::: STORED DATA

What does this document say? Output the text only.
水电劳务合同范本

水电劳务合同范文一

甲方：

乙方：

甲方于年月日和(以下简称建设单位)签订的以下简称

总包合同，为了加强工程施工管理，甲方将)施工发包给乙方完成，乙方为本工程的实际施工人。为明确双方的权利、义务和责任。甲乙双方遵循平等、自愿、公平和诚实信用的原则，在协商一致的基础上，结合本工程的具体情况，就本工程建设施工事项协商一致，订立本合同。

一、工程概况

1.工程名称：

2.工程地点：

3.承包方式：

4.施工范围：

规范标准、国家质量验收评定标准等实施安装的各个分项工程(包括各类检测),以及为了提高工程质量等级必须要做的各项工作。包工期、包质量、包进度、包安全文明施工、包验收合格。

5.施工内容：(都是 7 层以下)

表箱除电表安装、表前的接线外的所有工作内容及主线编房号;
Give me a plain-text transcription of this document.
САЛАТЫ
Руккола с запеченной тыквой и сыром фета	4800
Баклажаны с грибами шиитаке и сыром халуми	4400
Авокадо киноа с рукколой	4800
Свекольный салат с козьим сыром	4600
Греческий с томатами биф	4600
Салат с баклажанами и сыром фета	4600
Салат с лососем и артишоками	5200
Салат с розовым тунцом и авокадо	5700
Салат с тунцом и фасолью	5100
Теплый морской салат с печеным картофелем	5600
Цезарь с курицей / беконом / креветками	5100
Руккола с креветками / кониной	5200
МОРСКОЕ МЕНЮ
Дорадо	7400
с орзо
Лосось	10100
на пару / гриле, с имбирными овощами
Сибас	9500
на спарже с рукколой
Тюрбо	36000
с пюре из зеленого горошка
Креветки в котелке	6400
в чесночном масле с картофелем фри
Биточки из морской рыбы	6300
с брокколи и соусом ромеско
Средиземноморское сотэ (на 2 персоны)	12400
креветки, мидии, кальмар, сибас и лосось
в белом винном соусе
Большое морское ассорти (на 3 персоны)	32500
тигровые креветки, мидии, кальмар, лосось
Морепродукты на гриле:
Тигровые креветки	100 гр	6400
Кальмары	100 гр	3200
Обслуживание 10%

::::::

• **WHAT THE EXERCISE ASKS**:
Each line from the one with "Give me a plain-text" through the last line of the records must be written out word for word. Include nothing else.

• **TASK RESULT**:
Give me a plain-text transcription of this document.
САЛАТЫ
Руккола с запеченной тыквой и сыром фета	4800
Баклажаны с грибами шиитаке и сыром халуми	4400
Авокадо киноа с рукколой	4800
Свекольный салат с козьим сыром	4600
Греческий с томатами биф	4600
Салат с баклажанами и сыром фета	4600
Салат с лососем и артишоками	5200
Салат с розовым тунцом и авокадо	5700
Салат с тунцом и фасолью	5100
Теплый морской салат с печеным картофелем	5600
Цезарь с курицей / беконом / креветками	5100
Руккола с креветками / кониной	5200
МОРСКОЕ МЕНЮ
Дорадо	7400
с орзо
Лосось	10100
на пару / гриле, с имбирными овощами
Сибас	9500
на спарже с рукколой
Тюрбо	36000
с пюре из зеленого горошка
Креветки в котелке	6400
в чесночном масле с картофелем фри
Биточки из морской рыбы	6300
с брокколи и соусом ромеско
Средиземноморское сотэ (на 2 персоны)	12400
креветки, мидии, кальмар, сибас и лосось
в белом винном соусе
Большое морское ассорти (на 3 персоны)	32500
тигровые креветки, мидии, кальмар, лосось
Морепродукты на гриле:
Тигровые креветки	100 гр	6400
Кальмары	100 гр	3200
Обслуживание 10%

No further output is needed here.